List each line of the data that holds the string "subtitle".

====================

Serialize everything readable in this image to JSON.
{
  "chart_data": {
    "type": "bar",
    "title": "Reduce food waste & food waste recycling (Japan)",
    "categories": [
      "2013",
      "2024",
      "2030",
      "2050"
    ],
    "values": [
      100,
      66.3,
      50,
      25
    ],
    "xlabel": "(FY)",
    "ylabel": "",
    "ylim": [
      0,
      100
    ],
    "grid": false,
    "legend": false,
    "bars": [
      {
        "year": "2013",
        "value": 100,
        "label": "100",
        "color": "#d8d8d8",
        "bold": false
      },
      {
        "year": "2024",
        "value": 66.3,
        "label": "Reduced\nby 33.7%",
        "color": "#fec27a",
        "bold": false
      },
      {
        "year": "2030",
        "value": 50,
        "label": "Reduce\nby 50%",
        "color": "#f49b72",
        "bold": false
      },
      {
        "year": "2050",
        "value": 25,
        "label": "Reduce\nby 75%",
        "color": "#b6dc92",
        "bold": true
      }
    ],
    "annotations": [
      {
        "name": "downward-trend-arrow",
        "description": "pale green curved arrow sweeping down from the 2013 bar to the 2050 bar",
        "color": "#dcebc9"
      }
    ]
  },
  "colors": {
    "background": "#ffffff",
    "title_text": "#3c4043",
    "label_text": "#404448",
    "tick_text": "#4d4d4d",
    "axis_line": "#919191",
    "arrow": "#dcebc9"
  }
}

====================

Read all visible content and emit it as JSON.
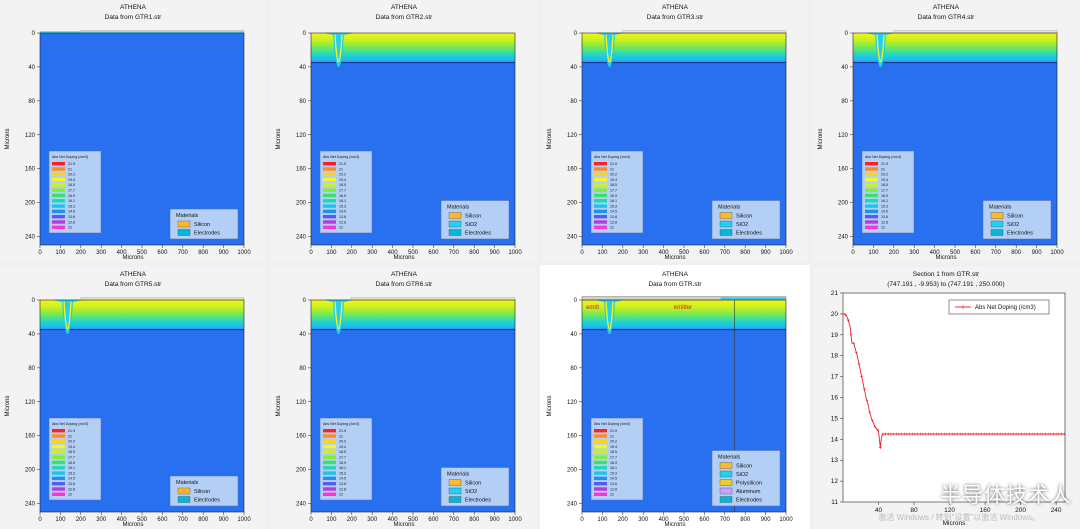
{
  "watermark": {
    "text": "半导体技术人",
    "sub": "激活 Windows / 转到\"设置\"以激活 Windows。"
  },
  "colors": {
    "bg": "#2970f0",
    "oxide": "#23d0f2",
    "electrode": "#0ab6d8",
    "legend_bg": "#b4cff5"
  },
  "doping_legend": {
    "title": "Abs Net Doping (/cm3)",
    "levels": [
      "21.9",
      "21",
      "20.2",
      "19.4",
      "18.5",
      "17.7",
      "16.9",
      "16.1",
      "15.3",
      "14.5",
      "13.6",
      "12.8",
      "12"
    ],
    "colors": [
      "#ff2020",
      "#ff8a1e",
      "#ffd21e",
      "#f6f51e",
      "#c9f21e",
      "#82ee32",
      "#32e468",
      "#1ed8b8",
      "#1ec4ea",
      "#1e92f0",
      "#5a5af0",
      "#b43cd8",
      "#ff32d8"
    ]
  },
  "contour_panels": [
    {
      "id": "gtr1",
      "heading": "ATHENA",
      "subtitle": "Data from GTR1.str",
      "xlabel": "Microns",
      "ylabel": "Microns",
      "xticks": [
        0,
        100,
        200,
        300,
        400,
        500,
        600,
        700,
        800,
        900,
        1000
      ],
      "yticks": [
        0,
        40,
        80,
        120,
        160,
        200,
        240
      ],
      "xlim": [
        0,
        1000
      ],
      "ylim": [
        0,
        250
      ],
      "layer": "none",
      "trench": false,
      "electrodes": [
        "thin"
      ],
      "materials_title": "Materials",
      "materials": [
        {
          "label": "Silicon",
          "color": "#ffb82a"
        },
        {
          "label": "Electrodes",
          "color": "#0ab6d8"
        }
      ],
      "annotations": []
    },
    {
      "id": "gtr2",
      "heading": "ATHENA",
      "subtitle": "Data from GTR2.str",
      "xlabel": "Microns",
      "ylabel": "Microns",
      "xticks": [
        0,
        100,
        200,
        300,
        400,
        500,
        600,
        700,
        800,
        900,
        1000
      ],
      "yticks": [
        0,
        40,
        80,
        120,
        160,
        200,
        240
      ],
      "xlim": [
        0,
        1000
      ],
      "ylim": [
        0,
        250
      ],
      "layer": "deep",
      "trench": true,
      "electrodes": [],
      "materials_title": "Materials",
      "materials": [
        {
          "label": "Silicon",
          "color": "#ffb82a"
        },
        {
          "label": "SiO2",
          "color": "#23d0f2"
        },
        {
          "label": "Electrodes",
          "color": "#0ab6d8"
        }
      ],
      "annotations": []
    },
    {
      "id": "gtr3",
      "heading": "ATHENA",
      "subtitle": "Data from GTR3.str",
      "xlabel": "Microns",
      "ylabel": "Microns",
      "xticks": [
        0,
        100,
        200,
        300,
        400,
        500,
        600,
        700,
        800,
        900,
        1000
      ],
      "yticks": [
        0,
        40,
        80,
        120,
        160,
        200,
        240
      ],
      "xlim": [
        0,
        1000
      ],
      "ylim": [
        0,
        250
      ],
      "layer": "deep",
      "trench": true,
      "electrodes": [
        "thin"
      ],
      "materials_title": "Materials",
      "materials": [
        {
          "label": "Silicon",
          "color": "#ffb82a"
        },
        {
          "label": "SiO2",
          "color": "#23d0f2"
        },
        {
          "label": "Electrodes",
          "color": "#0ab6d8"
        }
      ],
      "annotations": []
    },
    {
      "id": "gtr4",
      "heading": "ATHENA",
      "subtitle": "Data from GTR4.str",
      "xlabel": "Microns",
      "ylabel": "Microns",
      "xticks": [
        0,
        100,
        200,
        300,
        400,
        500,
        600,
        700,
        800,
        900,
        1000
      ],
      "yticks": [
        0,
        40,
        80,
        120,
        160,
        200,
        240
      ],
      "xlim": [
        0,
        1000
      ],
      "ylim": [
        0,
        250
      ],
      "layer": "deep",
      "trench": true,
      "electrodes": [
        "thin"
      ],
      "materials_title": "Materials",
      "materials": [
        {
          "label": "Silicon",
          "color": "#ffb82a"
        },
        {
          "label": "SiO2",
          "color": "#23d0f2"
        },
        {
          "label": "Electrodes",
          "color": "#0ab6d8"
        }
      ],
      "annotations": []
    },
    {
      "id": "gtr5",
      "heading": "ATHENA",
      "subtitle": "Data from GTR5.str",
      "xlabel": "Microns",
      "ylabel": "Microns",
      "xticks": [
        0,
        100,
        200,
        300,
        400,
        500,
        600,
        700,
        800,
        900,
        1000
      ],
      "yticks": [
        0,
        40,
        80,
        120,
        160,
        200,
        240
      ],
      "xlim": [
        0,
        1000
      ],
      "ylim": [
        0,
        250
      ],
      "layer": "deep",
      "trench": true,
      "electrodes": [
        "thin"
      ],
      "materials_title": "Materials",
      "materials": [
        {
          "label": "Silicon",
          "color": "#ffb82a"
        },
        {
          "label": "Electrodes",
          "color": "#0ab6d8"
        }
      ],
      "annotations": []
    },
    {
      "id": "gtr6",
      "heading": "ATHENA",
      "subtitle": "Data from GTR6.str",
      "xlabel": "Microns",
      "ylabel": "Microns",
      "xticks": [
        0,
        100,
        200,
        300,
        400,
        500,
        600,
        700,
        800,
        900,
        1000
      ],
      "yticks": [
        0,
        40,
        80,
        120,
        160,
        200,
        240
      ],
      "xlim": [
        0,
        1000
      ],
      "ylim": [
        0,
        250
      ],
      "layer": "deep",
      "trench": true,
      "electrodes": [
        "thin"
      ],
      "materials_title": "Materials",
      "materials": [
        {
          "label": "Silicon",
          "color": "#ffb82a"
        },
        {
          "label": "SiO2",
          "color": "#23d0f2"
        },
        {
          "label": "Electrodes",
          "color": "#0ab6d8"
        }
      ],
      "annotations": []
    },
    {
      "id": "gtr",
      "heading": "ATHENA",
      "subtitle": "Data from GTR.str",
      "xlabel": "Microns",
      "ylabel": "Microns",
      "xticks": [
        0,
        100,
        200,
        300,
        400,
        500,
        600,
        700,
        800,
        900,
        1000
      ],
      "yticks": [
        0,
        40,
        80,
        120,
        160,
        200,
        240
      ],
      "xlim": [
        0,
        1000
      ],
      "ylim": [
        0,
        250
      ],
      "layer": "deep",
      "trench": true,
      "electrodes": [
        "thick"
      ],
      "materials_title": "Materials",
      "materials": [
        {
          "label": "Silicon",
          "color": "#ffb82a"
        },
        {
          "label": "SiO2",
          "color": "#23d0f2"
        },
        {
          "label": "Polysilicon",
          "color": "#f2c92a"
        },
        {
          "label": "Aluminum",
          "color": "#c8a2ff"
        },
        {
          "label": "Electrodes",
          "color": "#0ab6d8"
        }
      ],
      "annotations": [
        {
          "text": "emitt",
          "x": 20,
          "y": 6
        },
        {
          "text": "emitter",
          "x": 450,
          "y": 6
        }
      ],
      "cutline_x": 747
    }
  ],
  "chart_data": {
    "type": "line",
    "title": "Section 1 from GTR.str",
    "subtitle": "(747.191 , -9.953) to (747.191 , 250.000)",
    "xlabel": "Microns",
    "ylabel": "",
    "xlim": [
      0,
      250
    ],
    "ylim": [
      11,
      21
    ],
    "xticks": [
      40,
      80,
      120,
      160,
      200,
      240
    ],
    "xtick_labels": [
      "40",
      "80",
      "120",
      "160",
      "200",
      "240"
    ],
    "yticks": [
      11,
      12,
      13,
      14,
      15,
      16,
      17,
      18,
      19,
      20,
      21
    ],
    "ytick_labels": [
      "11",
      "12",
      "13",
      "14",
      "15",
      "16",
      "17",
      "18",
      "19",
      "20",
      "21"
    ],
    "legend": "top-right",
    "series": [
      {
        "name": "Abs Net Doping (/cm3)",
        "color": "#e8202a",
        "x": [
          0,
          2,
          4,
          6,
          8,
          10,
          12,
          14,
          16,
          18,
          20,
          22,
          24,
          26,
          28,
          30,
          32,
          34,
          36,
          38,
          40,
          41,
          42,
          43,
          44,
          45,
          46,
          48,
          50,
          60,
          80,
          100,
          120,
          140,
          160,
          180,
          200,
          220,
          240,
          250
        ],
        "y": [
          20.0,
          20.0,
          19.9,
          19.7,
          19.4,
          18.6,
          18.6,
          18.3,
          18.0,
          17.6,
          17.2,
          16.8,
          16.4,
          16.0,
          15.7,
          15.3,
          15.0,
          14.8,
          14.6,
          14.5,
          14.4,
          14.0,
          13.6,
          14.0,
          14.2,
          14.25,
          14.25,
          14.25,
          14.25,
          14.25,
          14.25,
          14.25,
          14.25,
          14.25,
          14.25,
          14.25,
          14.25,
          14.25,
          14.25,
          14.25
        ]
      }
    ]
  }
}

====================

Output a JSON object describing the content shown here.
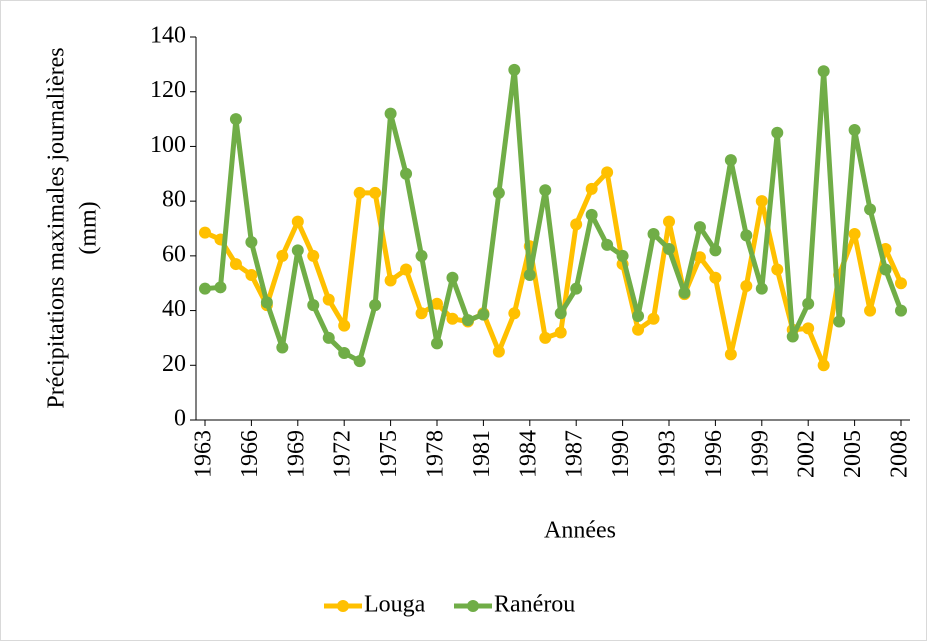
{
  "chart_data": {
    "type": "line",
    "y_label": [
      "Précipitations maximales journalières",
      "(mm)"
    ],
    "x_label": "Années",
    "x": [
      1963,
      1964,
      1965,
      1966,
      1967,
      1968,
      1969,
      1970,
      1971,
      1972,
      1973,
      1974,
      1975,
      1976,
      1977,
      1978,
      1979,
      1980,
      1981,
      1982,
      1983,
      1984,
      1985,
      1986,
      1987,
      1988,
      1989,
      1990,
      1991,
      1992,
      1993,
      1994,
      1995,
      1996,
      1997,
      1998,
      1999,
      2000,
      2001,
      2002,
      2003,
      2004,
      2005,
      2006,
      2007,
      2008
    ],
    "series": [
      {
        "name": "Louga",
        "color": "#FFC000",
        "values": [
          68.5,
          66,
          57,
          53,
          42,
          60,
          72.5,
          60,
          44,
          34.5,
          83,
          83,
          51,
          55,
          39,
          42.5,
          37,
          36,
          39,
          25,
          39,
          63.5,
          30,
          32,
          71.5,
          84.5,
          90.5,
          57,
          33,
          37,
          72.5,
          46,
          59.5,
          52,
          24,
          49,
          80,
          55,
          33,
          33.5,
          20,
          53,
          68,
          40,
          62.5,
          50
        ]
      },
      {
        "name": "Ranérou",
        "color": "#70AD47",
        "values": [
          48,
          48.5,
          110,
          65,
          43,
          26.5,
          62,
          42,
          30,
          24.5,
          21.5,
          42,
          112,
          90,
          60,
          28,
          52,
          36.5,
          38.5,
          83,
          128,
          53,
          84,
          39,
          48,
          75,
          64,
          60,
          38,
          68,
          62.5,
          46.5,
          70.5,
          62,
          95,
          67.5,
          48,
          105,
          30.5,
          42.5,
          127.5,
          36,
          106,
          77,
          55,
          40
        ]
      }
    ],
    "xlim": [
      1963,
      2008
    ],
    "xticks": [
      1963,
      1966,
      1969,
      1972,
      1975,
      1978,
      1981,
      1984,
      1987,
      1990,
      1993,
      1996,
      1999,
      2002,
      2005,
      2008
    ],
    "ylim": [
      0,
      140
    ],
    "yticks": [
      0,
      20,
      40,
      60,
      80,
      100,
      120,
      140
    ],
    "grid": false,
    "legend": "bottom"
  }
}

====================

__TASK ANSWER__:
      "subtitle": "Data from GTR1.str",
      "subtitle": "Data from GTR2.str",
      "subtitle": "Data from GTR3.str",
      "subtitle": "Data from GTR4.str",
      "subtitle": "Data from GTR5.str",
      "subtitle": "Data from GTR6.str",
      "subtitle": "Data from GTR.str",
    "subtitle": "(747.191 , -9.953) to (747.191 , 250.000)",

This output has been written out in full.